>> start SUPPLIED MATERIAL

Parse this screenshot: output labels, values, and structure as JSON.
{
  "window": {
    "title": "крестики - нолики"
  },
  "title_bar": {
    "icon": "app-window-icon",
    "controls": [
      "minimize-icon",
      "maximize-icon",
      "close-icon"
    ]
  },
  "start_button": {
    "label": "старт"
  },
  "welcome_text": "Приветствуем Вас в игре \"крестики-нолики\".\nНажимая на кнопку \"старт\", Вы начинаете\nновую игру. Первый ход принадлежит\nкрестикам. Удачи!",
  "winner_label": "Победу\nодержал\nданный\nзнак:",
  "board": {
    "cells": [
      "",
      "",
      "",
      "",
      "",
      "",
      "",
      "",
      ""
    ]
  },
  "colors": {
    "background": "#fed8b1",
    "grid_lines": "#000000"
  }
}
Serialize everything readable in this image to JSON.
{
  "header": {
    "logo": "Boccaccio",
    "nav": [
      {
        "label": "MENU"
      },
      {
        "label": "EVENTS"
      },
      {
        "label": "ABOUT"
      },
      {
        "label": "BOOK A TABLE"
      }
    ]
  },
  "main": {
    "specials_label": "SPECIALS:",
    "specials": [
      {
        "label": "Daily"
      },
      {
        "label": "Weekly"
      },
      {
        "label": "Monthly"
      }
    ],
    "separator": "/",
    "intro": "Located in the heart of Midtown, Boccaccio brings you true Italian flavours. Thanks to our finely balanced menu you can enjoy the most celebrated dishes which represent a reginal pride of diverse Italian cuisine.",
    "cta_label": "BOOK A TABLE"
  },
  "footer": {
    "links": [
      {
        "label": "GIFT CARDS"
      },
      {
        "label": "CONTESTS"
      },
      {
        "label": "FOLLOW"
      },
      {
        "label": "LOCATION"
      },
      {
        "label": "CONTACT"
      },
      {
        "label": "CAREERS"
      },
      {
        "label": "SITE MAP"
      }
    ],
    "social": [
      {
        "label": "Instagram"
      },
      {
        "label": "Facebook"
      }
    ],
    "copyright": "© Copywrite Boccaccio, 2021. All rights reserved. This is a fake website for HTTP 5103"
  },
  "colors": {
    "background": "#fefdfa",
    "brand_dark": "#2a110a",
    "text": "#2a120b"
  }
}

>> end SUPPLIED MATERIAL
>> start SUPPLIED MATERIAL

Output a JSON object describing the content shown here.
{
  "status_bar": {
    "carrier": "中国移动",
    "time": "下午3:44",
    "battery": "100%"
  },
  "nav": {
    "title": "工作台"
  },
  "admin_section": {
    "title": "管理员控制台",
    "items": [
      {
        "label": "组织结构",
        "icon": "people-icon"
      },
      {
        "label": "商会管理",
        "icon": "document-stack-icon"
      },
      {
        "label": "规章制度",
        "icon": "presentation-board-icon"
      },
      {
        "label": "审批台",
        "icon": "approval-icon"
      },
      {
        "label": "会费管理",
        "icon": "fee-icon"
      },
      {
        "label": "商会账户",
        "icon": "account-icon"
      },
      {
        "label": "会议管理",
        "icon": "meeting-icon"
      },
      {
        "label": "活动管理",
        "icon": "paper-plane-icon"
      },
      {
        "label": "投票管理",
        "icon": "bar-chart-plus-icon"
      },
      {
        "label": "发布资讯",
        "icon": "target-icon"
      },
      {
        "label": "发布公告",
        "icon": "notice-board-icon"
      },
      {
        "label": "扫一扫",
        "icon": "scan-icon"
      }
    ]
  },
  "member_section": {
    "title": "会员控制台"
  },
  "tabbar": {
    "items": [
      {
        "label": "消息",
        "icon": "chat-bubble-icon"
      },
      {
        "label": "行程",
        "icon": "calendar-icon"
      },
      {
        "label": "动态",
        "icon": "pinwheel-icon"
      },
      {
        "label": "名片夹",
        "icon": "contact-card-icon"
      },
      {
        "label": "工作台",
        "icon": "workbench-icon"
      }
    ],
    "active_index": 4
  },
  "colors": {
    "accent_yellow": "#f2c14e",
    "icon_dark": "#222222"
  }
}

>> end SUPPLIED MATERIAL

WHAT YOU ARE ASKED TO DO -
Scan the material line by line and report each one that contains "старт".

RESPONSE TO THE EXERCISE -
    "label": "старт"
  "welcome_text": "Приветствуем Вас в игре \"крестики-нолики\".\nНажимая на кнопку \"старт\", Вы начинаете\nновую игру. Первый ход принадлежит\nкрестикам. Удачи!",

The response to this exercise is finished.